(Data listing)
# # # # # # #

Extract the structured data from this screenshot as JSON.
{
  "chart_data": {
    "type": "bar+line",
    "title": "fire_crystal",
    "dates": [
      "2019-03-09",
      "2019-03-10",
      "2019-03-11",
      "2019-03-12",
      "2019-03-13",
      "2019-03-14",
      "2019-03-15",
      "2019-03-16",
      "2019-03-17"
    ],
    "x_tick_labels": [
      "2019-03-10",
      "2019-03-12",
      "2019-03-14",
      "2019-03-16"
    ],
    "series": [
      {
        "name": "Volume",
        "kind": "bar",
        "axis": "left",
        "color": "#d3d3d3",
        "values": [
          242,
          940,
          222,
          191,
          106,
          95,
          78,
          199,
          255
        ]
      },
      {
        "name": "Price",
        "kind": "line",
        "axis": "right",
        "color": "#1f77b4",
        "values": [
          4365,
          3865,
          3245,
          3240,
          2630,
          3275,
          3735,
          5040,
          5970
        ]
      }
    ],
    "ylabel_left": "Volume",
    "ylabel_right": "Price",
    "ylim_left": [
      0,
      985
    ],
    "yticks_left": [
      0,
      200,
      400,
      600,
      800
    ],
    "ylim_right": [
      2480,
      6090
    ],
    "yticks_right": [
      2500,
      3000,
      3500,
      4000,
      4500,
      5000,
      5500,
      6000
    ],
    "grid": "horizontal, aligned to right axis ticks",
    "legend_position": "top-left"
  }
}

# # # # # # #

Task directions: All of the entries must be quoted exactly; please include each one.

Answer for the task:
Extract the structured data from this screenshot as JSON.
{
  "chart_data": {
    "type": "bar+line",
    "title": "fire_crystal",
    "dates": [
      "2019-03-09",
      "2019-03-10",
      "2019-03-11",
      "2019-03-12",
      "2019-03-13",
      "2019-03-14",
      "2019-03-15",
      "2019-03-16",
      "2019-03-17"
    ],
    "x_tick_labels": [
      "2019-03-10",
      "2019-03-12",
      "2019-03-14",
      "2019-03-16"
    ],
    "series": [
      {
        "name": "Volume",
        "kind": "bar",
        "axis": "left",
        "color": "#d3d3d3",
        "values": [
          242,
          940,
          222,
          191,
          106,
          95,
          78,
          199,
          255
        ]
      },
      {
        "name": "Price",
        "kind": "line",
        "axis": "right",
        "color": "#1f77b4",
        "values": [
          4365,
          3865,
          3245,
          3240,
          2630,
          3275,
          3735,
          5040,
          5970
        ]
      }
    ],
    "ylabel_left": "Volume",
    "ylabel_right": "Price",
    "ylim_left": [
      0,
      985
    ],
    "yticks_left": [
      0,
      200,
      400,
      600,
      800
    ],
    "ylim_right": [
      2480,
      6090
    ],
    "yticks_right": [
      2500,
      3000,
      3500,
      4000,
      4500,
      5000,
      5500,
      6000
    ],
    "grid": "horizontal, aligned to right axis ticks",
    "legend_position": "top-left"
  }
}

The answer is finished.